**Exercise brief:** Only the lines that hold "than" should be in the answer, each copied from the data below.

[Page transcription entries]
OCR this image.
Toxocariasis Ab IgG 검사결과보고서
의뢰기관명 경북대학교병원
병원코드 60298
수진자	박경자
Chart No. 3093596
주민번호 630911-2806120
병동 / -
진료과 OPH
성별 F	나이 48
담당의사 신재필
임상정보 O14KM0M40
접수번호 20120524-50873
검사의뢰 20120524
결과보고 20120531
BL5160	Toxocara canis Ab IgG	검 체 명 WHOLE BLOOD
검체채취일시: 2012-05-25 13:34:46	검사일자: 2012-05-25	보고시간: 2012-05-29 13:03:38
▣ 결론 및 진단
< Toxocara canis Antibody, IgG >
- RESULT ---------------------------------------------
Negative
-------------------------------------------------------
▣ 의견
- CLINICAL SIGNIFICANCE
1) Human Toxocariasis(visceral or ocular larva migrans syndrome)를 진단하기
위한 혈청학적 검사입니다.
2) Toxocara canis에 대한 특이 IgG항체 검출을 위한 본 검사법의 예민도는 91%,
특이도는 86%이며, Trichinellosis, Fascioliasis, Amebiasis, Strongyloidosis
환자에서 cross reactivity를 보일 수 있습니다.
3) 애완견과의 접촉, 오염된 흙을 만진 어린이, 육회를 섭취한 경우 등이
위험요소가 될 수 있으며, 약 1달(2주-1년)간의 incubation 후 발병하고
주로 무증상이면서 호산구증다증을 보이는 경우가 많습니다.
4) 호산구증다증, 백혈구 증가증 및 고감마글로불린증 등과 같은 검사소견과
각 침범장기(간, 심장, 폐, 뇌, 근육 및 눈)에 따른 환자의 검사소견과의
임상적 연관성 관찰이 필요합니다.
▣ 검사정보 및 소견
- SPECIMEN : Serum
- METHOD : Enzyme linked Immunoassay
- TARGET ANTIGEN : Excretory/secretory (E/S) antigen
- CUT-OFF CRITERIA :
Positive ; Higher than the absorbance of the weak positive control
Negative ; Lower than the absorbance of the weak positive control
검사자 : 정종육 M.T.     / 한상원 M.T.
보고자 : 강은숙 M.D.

**Your response:**
Positive ; Higher than the absorbance of the weak positive control
Negative ; Lower than the absorbance of the weak positive control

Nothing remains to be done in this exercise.